--- PROBLEM REQUIREMENTS ---
Every line below is to be copied exactly, with the pictures left out.

--- MATERIAL SHOWN ---

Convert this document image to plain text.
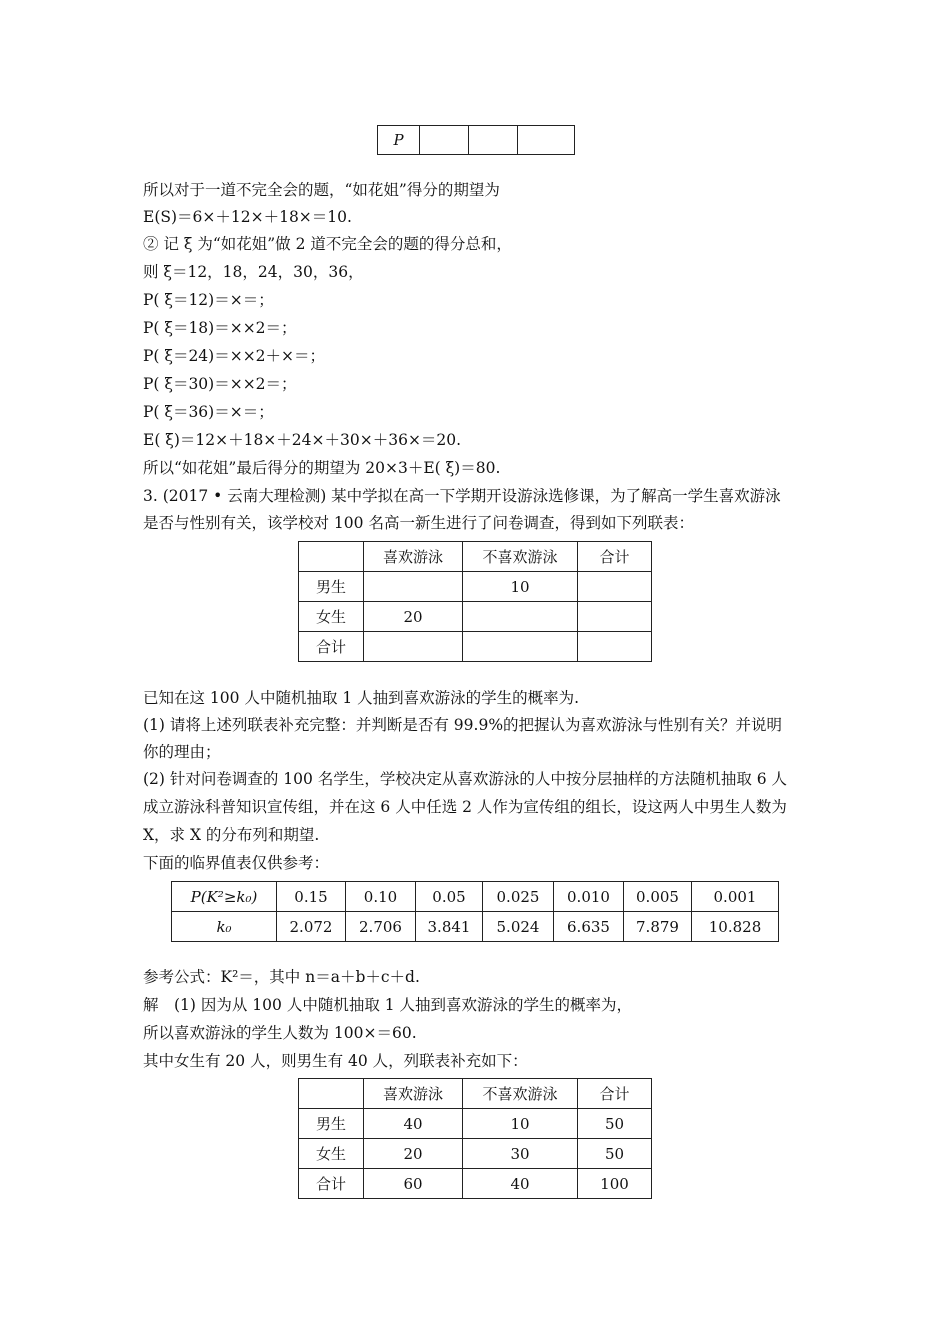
P			
所以对于一道不完全会的题，“如花姐”得分的期望为
E(S)＝6×＋12×＋18×＝10.
② 记 ξ 为“如花姐”做 2 道不完全会的题的得分总和，
则 ξ＝12，18，24，30，36，
P( ξ＝12)＝×＝；
P( ξ＝18)＝××2＝；
P( ξ＝24)＝××2＋×＝；
P( ξ＝30)＝××2＝；
P( ξ＝36)＝×＝；
E( ξ)＝12×＋18×＋24×＋30×＋36×＝20.
所以“如花姐”最后得分的期望为 20×3＋E( ξ)＝80.
3. (2017 • 云南大理检测) 某中学拟在高一下学期开设游泳选修课，为了解高一学生喜欢游泳
是否与性别有关，该学校对 100 名高一新生进行了问卷调查，得到如下列联表：
	喜欢游泳	不喜欢游泳	合计
男生		10	
女生	20		
合计			
已知在这 100 人中随机抽取 1 人抽到喜欢游泳的学生的概率为.
(1) 请将上述列联表补充完整：并判断是否有 99.9%的把握认为喜欢游泳与性别有关？并说明
你的理由；
(2) 针对问卷调查的 100 名学生，学校决定从喜欢游泳的人中按分层抽样的方法随机抽取 6 人
成立游泳科普知识宣传组，并在这 6 人中任选 2 人作为宣传组的组长，设这两人中男生人数为
X，求 X 的分布列和期望.
下面的临界值表仅供参考：
P(K²≥k₀)	0.15	0.10	0.05	0.025	0.010	0.005	0.001
k₀	2.072	2.706	3.841	5.024	6.635	7.879	10.828
参考公式：K²＝，其中 n＝a＋b＋c＋d.
解　(1) 因为从 100 人中随机抽取 1 人抽到喜欢游泳的学生的概率为，
所以喜欢游泳的学生人数为 100×＝60.
其中女生有 20 人，则男生有 40 人，列联表补充如下：
	喜欢游泳	不喜欢游泳	合计
男生	40	10	50
女生	20	30	50
合计	60	40	100
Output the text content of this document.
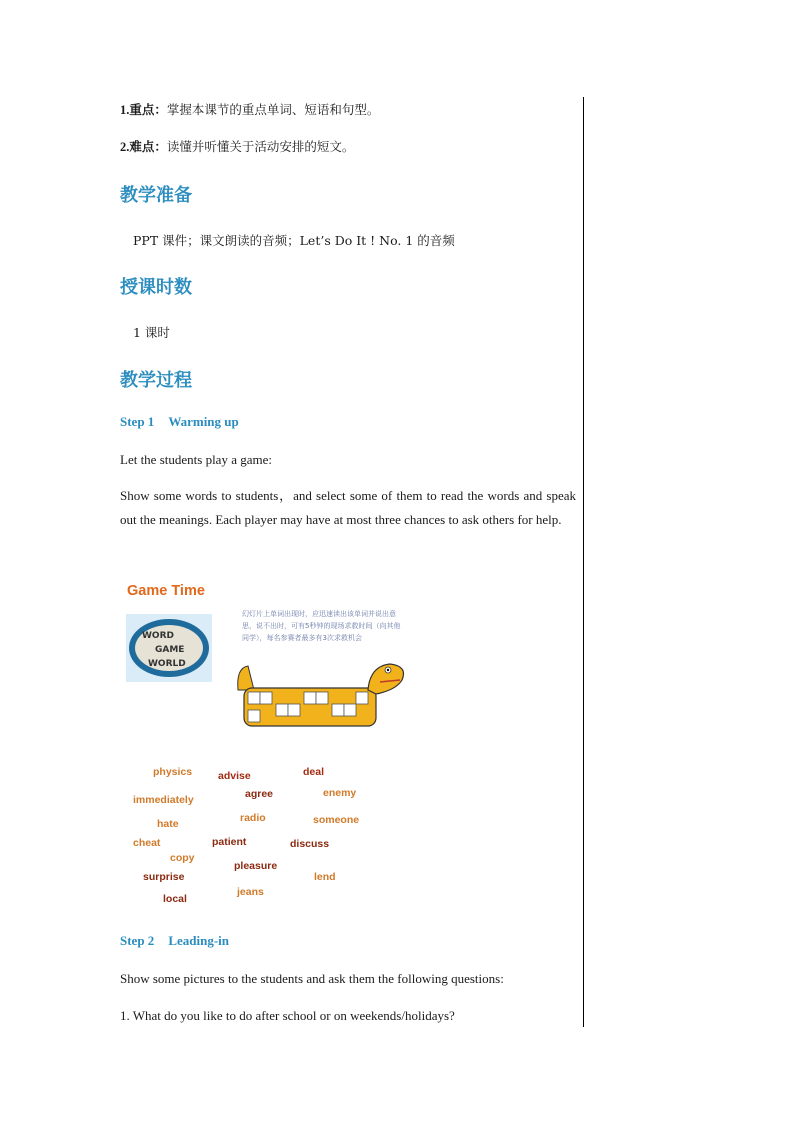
1.重点：掌握本课节的重点单词、短语和句型。
2.难点：读懂并听懂关于活动安排的短文。
教学准备
PPT 课件；课文朗读的音频；Let’s Do It ! No. 1 的音频
授课时数
1 课时
教学过程
Step 1 Warming up
Let the students play a game:
Show some words to students，and select some of them to read the words and speak out the meanings. Each player may have at most three chances to ask others for help.
Game Time
幻灯片上单词出现时，应迅速读出该单词并说出意思，说不出时，可有5秒钟的现场求救时间（向其他同学），每名参赛者最多有3次求救机会
WORD
GAME
WORLD
physics advise	deal
immediately	agree	enemy
hate	radio	someone
cheat	patient	discuss
copy
pleasure
surprise	lend
jeans
local
Step 2 Leading-in
Show some pictures to the students and ask them the following questions:
1. What do you like to do after school or on weekends/holidays?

--- FINISHED EXERCISE ---
Convert this document image to plain text.
P			
所以对于一道不完全会的题，“如花姐”得分的期望为
E(S)＝6×＋12×＋18×＝10.
② 记 ξ 为“如花姐”做 2 道不完全会的题的得分总和，
则 ξ＝12，18，24，30，36，
P( ξ＝12)＝×＝；
P( ξ＝18)＝××2＝；
P( ξ＝24)＝××2＋×＝；
P( ξ＝30)＝××2＝；
P( ξ＝36)＝×＝；
E( ξ)＝12×＋18×＋24×＋30×＋36×＝20.
所以“如花姐”最后得分的期望为 20×3＋E( ξ)＝80.
3. (2017 • 云南大理检测) 某中学拟在高一下学期开设游泳选修课，为了解高一学生喜欢游泳
是否与性别有关，该学校对 100 名高一新生进行了问卷调查，得到如下列联表：
	喜欢游泳	不喜欢游泳	合计
男生		10	
女生	20		
合计			
已知在这 100 人中随机抽取 1 人抽到喜欢游泳的学生的概率为.
(1) 请将上述列联表补充完整：并判断是否有 99.9%的把握认为喜欢游泳与性别有关？并说明
你的理由；
(2) 针对问卷调查的 100 名学生，学校决定从喜欢游泳的人中按分层抽样的方法随机抽取 6 人
成立游泳科普知识宣传组，并在这 6 人中任选 2 人作为宣传组的组长，设这两人中男生人数为
X，求 X 的分布列和期望.
下面的临界值表仅供参考：
P(K²≥k₀)	0.15	0.10	0.05	0.025	0.010	0.005	0.001
k₀	2.072	2.706	3.841	5.024	6.635	7.879	10.828
参考公式：K²＝，其中 n＝a＋b＋c＋d.
解　(1) 因为从 100 人中随机抽取 1 人抽到喜欢游泳的学生的概率为，
所以喜欢游泳的学生人数为 100×＝60.
其中女生有 20 人，则男生有 40 人，列联表补充如下：
	喜欢游泳	不喜欢游泳	合计
男生	40	10	50
女生	20	30	50
合计	60	40	100
Output the text content of this document.
1.重点：掌握本课节的重点单词、短语和句型。
2.难点：读懂并听懂关于活动安排的短文。
教学准备
PPT 课件；课文朗读的音频；Let’s Do It ! No. 1 的音频
授课时数
1 课时
教学过程
Step 1 Warming up
Let the students play a game:
Show some words to students，and select some of them to read the words and speak out the meanings. Each player may have at most three chances to ask others for help.
Game Time
幻灯片上单词出现时，应迅速读出该单词并说出意思，说不出时，可有5秒钟的现场求救时间（向其他同学），每名参赛者最多有3次求救机会
WORD
GAME
WORLD
physics advise	deal
immediately	agree	enemy
hate	radio	someone
cheat	patient	discuss
copy
pleasure
surprise	lend
jeans
local
Step 2 Leading-in
Show some pictures to the students and ask them the following questions:
1. What do you like to do after school or on weekends/holidays?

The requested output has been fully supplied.